**EXTRACTED MATERIAL**
==*==

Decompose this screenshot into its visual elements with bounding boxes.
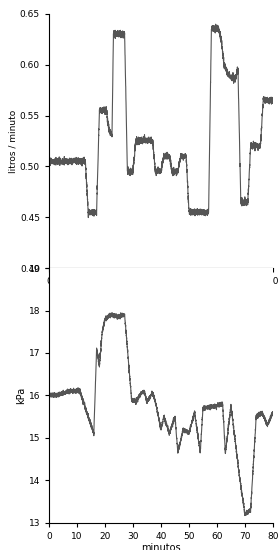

==*==

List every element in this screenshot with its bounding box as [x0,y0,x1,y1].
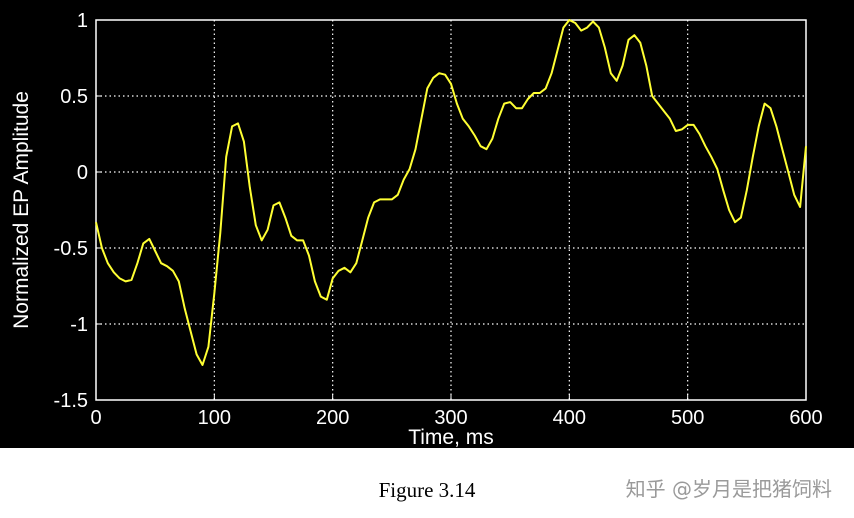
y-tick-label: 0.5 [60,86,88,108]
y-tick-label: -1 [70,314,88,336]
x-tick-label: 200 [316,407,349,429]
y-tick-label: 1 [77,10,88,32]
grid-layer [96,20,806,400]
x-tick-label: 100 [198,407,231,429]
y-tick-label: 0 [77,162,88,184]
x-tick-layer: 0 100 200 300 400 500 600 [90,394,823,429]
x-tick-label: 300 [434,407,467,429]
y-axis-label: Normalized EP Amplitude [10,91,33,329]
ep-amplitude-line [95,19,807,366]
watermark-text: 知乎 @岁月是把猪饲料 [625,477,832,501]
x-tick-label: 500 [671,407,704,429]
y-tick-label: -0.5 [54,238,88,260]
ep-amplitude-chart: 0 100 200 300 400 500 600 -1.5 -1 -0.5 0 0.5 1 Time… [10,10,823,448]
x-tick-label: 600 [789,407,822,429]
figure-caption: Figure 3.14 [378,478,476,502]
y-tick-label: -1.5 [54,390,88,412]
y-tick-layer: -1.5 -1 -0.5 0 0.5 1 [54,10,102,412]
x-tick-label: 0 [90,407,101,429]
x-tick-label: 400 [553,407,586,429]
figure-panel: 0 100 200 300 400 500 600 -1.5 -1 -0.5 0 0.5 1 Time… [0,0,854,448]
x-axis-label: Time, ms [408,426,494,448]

==*==

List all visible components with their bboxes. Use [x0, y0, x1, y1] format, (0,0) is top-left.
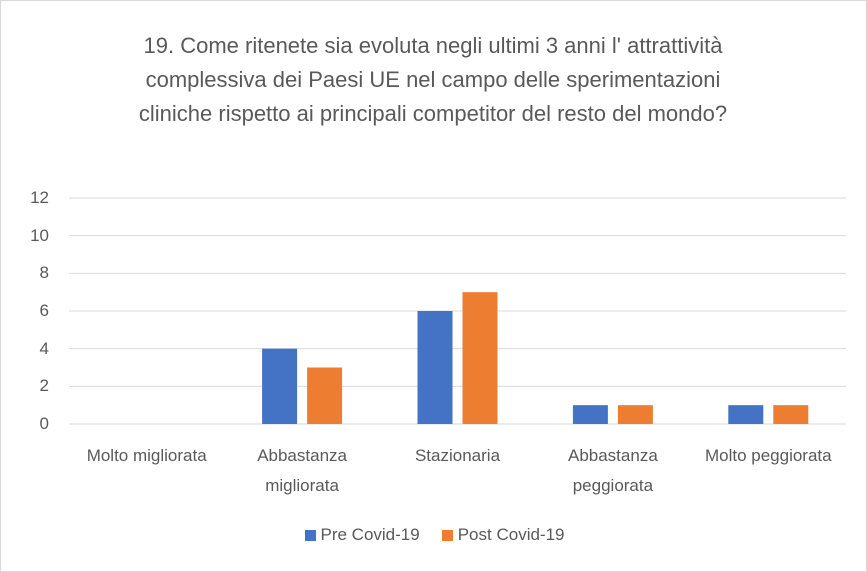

==*==

**STATED TASK**
Transcribe everything from the line containing "List every element" down to the line containing "ep-amplitude-chart: 0 100", including both of those lines, and omit the pictures.

**THE COMPLETED TASK**
List every element in this screenshot with its bounding box as [x0,y0,x1,y1].
y-tick-label: 0.5 [60,86,88,108]
y-tick-label: -1 [70,314,88,336]
x-tick-label: 200 [316,407,349,429]
y-tick-label: 1 [77,10,88,32]
grid-layer [96,20,806,400]
x-tick-label: 100 [198,407,231,429]
y-tick-label: 0 [77,162,88,184]
x-tick-layer: 0 100 200 300 400 500 600 [90,394,823,429]
x-tick-label: 300 [434,407,467,429]
y-axis-label: Normalized EP Amplitude [10,91,33,329]
ep-amplitude-line [95,19,807,366]
watermark-text: 知乎 @岁月是把猪饲料 [625,477,832,501]
x-tick-label: 500 [671,407,704,429]
y-tick-label: -0.5 [54,238,88,260]
ep-amplitude-chart: 0 100 200 300 400 500 600 -1.5 -1 -0.5 0 0.5 1 Time… [10,10,823,448]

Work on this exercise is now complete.